▶ _WRITTEN INSTRUCTION_:
Repeat the records verbatim, starting at the first line of the records and ending at the line containing "user-name: Lisa Jukema: [2428, 22, 2542, 44]", both lines included.

▶ _DATASET EXCERPTS_:
^^^^^^^^^^^^^^^^
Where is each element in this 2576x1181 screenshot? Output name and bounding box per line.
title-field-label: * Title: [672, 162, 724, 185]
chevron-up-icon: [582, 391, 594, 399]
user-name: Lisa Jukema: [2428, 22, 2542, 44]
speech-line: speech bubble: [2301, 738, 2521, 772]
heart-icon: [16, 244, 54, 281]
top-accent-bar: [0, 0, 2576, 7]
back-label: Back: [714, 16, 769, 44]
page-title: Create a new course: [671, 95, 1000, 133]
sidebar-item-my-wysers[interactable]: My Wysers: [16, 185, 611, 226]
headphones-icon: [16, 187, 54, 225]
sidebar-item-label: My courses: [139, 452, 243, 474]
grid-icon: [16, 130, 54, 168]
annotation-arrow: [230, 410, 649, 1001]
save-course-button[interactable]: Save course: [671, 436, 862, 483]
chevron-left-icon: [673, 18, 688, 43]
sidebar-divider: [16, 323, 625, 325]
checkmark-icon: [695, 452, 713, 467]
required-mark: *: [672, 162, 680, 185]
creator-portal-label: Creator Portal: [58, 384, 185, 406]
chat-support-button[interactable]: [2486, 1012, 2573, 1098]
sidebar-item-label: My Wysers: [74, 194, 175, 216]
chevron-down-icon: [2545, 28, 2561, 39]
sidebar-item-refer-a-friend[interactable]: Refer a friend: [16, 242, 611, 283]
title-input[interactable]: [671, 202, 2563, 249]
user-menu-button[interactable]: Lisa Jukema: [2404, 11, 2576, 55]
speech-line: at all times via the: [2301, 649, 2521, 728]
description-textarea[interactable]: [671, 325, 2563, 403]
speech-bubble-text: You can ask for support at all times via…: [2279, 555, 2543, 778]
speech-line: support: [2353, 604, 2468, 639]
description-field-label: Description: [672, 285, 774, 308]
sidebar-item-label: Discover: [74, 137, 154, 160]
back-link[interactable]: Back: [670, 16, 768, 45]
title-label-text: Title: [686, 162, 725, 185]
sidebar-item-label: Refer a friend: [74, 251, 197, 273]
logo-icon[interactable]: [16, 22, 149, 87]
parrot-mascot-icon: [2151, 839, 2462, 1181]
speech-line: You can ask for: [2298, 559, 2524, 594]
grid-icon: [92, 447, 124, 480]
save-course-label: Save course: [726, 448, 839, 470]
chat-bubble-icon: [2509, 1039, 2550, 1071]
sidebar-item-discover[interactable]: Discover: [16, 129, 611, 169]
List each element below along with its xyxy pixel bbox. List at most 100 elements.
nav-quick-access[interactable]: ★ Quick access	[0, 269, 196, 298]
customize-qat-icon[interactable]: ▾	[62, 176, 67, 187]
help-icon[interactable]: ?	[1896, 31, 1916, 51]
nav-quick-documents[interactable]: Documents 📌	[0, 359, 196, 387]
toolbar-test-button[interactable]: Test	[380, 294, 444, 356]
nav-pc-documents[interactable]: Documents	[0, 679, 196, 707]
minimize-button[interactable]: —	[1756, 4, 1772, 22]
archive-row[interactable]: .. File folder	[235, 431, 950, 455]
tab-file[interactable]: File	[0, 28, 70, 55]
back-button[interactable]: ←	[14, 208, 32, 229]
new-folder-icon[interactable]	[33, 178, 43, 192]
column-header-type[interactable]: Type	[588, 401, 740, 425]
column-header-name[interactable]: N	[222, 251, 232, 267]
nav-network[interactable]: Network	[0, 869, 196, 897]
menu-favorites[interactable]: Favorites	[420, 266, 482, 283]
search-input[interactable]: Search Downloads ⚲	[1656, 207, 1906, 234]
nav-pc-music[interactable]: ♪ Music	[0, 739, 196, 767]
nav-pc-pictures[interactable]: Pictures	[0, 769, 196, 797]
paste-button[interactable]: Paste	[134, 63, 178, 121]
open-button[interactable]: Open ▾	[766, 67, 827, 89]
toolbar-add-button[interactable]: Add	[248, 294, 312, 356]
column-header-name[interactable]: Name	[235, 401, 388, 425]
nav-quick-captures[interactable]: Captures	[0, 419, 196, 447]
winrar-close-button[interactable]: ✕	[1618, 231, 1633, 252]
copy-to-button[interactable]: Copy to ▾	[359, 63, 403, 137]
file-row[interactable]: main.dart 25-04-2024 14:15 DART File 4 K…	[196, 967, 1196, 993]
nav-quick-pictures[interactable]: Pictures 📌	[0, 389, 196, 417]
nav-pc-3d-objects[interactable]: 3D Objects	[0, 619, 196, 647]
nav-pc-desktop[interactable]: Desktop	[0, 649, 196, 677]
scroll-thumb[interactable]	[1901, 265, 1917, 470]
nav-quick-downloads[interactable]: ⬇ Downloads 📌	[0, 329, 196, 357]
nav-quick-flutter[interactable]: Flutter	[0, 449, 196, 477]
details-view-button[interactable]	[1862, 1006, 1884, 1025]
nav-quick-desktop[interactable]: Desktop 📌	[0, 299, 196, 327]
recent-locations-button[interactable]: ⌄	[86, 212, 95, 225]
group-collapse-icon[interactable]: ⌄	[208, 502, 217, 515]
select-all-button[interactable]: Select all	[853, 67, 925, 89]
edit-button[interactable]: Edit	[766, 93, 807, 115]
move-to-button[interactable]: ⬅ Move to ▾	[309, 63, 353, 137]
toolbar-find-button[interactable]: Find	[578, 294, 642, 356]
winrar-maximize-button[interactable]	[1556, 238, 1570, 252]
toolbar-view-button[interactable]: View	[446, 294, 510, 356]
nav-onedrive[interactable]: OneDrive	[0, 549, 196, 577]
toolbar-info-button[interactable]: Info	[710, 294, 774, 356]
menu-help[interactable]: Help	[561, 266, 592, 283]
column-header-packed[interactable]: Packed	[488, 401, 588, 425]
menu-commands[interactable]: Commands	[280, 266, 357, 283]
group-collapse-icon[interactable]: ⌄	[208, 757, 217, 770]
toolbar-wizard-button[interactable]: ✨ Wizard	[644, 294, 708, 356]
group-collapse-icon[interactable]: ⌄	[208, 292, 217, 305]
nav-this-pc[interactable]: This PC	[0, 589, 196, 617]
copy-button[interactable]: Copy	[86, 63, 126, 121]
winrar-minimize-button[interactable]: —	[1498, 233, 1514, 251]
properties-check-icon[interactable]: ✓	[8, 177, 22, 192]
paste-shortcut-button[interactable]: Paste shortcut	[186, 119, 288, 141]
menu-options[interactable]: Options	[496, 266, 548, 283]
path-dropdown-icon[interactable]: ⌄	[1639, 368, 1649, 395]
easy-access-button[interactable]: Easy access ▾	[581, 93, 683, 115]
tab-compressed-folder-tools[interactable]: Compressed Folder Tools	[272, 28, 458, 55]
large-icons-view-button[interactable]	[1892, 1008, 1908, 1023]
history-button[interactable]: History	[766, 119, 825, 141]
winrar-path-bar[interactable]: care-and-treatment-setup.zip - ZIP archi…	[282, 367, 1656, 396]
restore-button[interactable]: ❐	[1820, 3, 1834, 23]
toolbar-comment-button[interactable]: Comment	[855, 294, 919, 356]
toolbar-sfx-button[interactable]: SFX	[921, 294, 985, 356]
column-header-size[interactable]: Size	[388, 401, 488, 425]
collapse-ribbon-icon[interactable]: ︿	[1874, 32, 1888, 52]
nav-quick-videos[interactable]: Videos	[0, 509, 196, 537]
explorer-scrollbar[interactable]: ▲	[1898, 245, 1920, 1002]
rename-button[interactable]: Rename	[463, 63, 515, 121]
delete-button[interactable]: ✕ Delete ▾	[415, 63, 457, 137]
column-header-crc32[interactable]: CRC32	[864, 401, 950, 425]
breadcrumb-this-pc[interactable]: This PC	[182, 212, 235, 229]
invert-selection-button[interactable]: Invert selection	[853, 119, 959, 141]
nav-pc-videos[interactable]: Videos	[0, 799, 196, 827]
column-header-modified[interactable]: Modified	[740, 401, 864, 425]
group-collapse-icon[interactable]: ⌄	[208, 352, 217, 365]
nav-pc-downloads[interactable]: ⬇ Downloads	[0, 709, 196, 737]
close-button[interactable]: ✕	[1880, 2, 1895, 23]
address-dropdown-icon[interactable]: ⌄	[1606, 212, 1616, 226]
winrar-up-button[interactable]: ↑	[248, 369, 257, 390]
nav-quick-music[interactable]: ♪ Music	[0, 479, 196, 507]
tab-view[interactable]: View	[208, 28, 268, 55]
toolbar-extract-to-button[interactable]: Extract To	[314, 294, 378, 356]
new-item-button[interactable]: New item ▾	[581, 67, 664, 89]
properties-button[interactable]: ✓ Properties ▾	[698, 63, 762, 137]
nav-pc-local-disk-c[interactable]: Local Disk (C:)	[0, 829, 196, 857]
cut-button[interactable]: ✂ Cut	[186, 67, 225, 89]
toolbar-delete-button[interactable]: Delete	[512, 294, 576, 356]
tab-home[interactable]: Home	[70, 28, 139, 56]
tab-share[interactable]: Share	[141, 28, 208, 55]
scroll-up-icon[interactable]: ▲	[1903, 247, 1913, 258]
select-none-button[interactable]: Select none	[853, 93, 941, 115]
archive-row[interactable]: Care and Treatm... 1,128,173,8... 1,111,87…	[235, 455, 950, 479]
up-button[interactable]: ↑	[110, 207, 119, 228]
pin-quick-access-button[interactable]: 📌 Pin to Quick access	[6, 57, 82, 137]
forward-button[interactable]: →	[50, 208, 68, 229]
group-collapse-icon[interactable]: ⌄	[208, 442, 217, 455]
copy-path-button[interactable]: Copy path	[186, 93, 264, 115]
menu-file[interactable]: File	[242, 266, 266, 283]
^^^^^^^^^^^^^^^^
▶ _TASK SOLUTION_:
Where is each element in this 2576x1181 screenshot? Output name and bounding box per line.
title-field-label: * Title: [672, 162, 724, 185]
chevron-up-icon: [582, 391, 594, 399]
user-name: Lisa Jukema: [2428, 22, 2542, 44]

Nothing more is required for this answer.